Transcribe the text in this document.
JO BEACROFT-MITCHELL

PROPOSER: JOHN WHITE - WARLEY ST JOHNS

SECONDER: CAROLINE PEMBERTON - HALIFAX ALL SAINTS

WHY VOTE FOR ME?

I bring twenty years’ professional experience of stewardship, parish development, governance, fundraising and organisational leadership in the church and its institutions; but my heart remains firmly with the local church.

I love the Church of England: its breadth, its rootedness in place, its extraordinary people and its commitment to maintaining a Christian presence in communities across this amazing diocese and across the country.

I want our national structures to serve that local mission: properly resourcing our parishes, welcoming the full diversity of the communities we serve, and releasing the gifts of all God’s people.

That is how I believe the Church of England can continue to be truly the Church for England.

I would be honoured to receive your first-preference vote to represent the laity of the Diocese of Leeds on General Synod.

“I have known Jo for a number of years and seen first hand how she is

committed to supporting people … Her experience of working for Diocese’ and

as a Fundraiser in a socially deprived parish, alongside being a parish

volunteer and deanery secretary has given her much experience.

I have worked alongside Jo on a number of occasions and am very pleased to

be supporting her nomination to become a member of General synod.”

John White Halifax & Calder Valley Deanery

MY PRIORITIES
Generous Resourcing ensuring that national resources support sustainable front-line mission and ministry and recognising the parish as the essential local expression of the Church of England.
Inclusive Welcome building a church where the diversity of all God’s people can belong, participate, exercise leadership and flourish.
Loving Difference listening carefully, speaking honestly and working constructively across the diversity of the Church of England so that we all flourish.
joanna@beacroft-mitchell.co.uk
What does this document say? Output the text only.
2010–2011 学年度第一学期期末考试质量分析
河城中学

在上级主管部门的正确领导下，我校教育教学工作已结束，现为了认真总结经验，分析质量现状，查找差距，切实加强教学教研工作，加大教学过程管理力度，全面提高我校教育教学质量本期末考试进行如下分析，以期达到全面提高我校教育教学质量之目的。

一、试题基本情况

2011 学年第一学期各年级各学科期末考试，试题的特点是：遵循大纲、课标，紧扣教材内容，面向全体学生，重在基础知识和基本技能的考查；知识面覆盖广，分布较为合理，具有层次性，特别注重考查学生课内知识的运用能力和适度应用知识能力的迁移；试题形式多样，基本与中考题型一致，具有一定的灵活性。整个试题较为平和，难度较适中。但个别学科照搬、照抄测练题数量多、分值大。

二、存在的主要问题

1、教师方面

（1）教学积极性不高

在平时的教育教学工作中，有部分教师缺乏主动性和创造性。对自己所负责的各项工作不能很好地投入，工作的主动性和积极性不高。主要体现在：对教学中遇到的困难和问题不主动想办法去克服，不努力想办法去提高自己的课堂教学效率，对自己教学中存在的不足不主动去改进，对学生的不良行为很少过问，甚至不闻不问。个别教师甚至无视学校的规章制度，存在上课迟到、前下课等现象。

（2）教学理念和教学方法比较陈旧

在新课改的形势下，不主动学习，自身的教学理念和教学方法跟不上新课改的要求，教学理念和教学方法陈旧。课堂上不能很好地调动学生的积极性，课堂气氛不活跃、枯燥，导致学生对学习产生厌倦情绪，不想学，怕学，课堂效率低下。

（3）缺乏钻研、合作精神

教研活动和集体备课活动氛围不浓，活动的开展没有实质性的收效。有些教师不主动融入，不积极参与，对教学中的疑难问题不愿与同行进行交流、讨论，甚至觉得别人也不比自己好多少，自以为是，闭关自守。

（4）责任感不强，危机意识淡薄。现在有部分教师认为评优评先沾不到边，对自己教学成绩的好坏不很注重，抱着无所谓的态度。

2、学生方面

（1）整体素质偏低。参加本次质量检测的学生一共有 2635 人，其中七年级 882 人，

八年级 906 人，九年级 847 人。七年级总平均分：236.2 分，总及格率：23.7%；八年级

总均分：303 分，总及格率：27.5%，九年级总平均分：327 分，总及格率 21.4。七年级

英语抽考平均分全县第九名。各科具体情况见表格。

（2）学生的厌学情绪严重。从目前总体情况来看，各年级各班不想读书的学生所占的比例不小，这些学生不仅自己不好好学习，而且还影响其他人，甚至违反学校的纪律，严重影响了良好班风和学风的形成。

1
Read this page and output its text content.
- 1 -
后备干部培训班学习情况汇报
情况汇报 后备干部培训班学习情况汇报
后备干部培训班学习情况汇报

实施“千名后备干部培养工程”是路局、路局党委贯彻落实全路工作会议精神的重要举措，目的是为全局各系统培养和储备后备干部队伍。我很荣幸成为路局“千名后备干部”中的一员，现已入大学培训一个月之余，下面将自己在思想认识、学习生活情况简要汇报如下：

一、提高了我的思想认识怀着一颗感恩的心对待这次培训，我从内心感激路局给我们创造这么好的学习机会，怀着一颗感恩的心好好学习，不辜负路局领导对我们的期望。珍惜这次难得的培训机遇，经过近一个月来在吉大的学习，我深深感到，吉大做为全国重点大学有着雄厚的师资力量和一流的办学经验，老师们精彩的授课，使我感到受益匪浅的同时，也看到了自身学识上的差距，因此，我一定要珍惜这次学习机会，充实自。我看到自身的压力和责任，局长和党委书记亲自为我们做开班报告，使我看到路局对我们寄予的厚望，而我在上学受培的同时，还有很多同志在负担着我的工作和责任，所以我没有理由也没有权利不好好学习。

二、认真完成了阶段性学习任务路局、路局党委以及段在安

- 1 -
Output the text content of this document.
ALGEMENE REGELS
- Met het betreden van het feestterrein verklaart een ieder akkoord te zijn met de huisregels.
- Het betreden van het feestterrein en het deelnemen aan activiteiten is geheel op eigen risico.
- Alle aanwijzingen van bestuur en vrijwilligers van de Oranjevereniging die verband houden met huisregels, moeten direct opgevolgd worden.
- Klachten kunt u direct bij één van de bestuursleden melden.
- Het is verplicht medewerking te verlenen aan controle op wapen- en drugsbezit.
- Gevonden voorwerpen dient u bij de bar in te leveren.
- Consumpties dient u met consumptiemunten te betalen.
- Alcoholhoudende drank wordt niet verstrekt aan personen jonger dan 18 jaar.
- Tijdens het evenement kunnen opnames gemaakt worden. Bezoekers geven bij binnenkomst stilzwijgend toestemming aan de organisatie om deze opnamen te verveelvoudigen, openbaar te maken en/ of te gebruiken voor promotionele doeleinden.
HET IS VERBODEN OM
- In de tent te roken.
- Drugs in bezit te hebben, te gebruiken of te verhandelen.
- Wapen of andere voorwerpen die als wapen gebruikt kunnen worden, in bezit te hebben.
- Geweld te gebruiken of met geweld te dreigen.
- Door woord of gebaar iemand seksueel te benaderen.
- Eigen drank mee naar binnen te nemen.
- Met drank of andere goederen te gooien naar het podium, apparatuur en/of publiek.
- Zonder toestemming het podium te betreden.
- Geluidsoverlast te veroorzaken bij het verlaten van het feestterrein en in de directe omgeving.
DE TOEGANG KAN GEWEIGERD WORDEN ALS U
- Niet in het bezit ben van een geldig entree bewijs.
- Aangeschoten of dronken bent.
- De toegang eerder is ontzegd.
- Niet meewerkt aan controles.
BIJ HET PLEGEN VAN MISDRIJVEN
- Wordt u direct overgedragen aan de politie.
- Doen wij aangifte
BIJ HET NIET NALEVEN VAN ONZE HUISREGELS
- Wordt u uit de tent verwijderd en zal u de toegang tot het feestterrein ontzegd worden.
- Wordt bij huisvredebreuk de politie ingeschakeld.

**Instruction**
Reproduce each entry from the records above, character for character.

**Response for this exercise**
Transcribe the text in this document.
JO BEACROFT-MITCHELL

PROPOSER: JOHN WHITE - WARLEY ST JOHNS

SECONDER: CAROLINE PEMBERTON - HALIFAX ALL SAINTS

WHY VOTE FOR ME?

I bring twenty years’ professional experience of stewardship, parish development, governance, fundraising and organisational leadership in the church and its institutions; but my heart remains firmly with the local church.

I love the Church of England: its breadth, its rootedness in place, its extraordinary people and its commitment to maintaining a Christian presence in communities across this amazing diocese and across the country.

I want our national structures to serve that local mission: properly resourcing our parishes, welcoming the full diversity of the communities we serve, and releasing the gifts of all God’s people.

That is how I believe the Church of England can continue to be truly the Church for England.

I would be honoured to receive your first-preference vote to represent the laity of the Diocese of Leeds on General Synod.

“I have known Jo for a number of years and seen first hand how she is

committed to supporting people … Her experience of working for Diocese’ and

as a Fundraiser in a socially deprived parish, alongside being a parish

volunteer and deanery secretary has given her much experience.

I have worked alongside Jo on a number of occasions and am very pleased to

be supporting her nomination to become a member of General synod.”

John White Halifax & Calder Valley Deanery

MY PRIORITIES
Generous Resourcing ensuring that national resources support sustainable front-line mission and ministry and recognising the parish as the essential local expression of the Church of England.
Inclusive Welcome building a church where the diversity of all God’s people can belong, participate, exercise leadership and flourish.
Loving Difference listening carefully, speaking honestly and working constructively across the diversity of the Church of England so that we all flourish.
joanna@beacroft-mitchell.co.uk
What does this document say? Output the text only.
2010–2011 学年度第一学期期末考试质量分析
河城中学

在上级主管部门的正确领导下，我校教育教学工作已结束，现为了认真总结经验，分析质量现状，查找差距，切实加强教学教研工作，加大教学过程管理力度，全面提高我校教育教学质量本期末考试进行如下分析，以期达到全面提高我校教育教学质量之目的。

一、试题基本情况

2011 学年第一学期各年级各学科期末考试，试题的特点是：遵循大纲、课标，紧扣教材内容，面向全体学生，重在基础知识和基本技能的考查；知识面覆盖广，分布较为合理，具有层次性，特别注重考查学生课内知识的运用能力和适度应用知识能力的迁移；试题形式多样，基本与中考题型一致，具有一定的灵活性。整个试题较为平和，难度较适中。但个别学科照搬、照抄测练题数量多、分值大。

二、存在的主要问题

1、教师方面

（1）教学积极性不高

在平时的教育教学工作中，有部分教师缺乏主动性和创造性。对自己所负责的各项工作不能很好地投入，工作的主动性和积极性不高。主要体现在：对教学中遇到的困难和问题不主动想办法去克服，不努力想办法去提高自己的课堂教学效率，对自己教学中存在的不足不主动去改进，对学生的不良行为很少过问，甚至不闻不问。个别教师甚至无视学校的规章制度，存在上课迟到、前下课等现象。

（2）教学理念和教学方法比较陈旧

在新课改的形势下，不主动学习，自身的教学理念和教学方法跟不上新课改的要求，教学理念和教学方法陈旧。课堂上不能很好地调动学生的积极性，课堂气氛不活跃、枯燥，导致学生对学习产生厌倦情绪，不想学，怕学，课堂效率低下。

（3）缺乏钻研、合作精神

教研活动和集体备课活动氛围不浓，活动的开展没有实质性的收效。有些教师不主动融入，不积极参与，对教学中的疑难问题不愿与同行进行交流、讨论，甚至觉得别人也不比自己好多少，自以为是，闭关自守。

（4）责任感不强，危机意识淡薄。现在有部分教师认为评优评先沾不到边，对自己教学成绩的好坏不很注重，抱着无所谓的态度。

2、学生方面

（1）整体素质偏低。参加本次质量检测的学生一共有 2635 人，其中七年级 882 人，

八年级 906 人，九年级 847 人。七年级总平均分：236.2 分，总及格率：23.7%；八年级

总均分：303 分，总及格率：27.5%，九年级总平均分：327 分，总及格率 21.4。七年级

英语抽考平均分全县第九名。各科具体情况见表格。

（2）学生的厌学情绪严重。从目前总体情况来看，各年级各班不想读书的学生所占的比例不小，这些学生不仅自己不好好学习，而且还影响其他人，甚至违反学校的纪律，严重影响了良好班风和学风的形成。

1
Read this page and output its text content.
- 1 -
后备干部培训班学习情况汇报
情况汇报 后备干部培训班学习情况汇报
后备干部培训班学习情况汇报

实施“千名后备干部培养工程”是路局、路局党委贯彻落实全路工作会议精神的重要举措，目的是为全局各系统培养和储备后备干部队伍。我很荣幸成为路局“千名后备干部”中的一员，现已入大学培训一个月之余，下面将自己在思想认识、学习生活情况简要汇报如下：

一、提高了我的思想认识怀着一颗感恩的心对待这次培训，我从内心感激路局给我们创造这么好的学习机会，怀着一颗感恩的心好好学习，不辜负路局领导对我们的期望。珍惜这次难得的培训机遇，经过近一个月来在吉大的学习，我深深感到，吉大做为全国重点大学有着雄厚的师资力量和一流的办学经验，老师们精彩的授课，使我感到受益匪浅的同时，也看到了自身学识上的差距，因此，我一定要珍惜这次学习机会，充实自。我看到自身的压力和责任，局长和党委书记亲自为我们做开班报告，使我看到路局对我们寄予的厚望，而我在上学受培的同时，还有很多同志在负担着我的工作和责任，所以我没有理由也没有权利不好好学习。

二、认真完成了阶段性学习任务路局、路局党委以及段在安

- 1 -
Output the text content of this document.
ALGEMENE REGELS
- Met het betreden van het feestterrein verklaart een ieder akkoord te zijn met de huisregels.
- Het betreden van het feestterrein en het deelnemen aan activiteiten is geheel op eigen risico.
- Alle aanwijzingen van bestuur en vrijwilligers van de Oranjevereniging die verband houden met huisregels, moeten direct opgevolgd worden.
- Klachten kunt u direct bij één van de bestuursleden melden.
- Het is verplicht medewerking te verlenen aan controle op wapen- en drugsbezit.
- Gevonden voorwerpen dient u bij de bar in te leveren.
- Consumpties dient u met consumptiemunten te betalen.
- Alcoholhoudende drank wordt niet verstrekt aan personen jonger dan 18 jaar.
- Tijdens het evenement kunnen opnames gemaakt worden. Bezoekers geven bij binnenkomst stilzwijgend toestemming aan de organisatie om deze opnamen te verveelvoudigen, openbaar te maken en/ of te gebruiken voor promotionele doeleinden.
HET IS VERBODEN OM
- In de tent te roken.
- Drugs in bezit te hebben, te gebruiken of te verhandelen.
- Wapen of andere voorwerpen die als wapen gebruikt kunnen worden, in bezit te hebben.
- Geweld te gebruiken of met geweld te dreigen.
- Door woord of gebaar iemand seksueel te benaderen.
- Eigen drank mee naar binnen te nemen.
- Met drank of andere goederen te gooien naar het podium, apparatuur en/of publiek.
- Zonder toestemming het podium te betreden.
- Geluidsoverlast te veroorzaken bij het verlaten van het feestterrein en in de directe omgeving.
DE TOEGANG KAN GEWEIGERD WORDEN ALS U
- Niet in het bezit ben van een geldig entree bewijs.
- Aangeschoten of dronken bent.
- De toegang eerder is ontzegd.
- Niet meewerkt aan controles.
BIJ HET PLEGEN VAN MISDRIJVEN
- Wordt u direct overgedragen aan de politie.
- Doen wij aangifte
BIJ HET NIET NALEVEN VAN ONZE HUISREGELS
- Wordt u uit de tent verwijderd en zal u de toegang tot het feestterrein ontzegd worden.
- Wordt bij huisvredebreuk de politie ingeschakeld.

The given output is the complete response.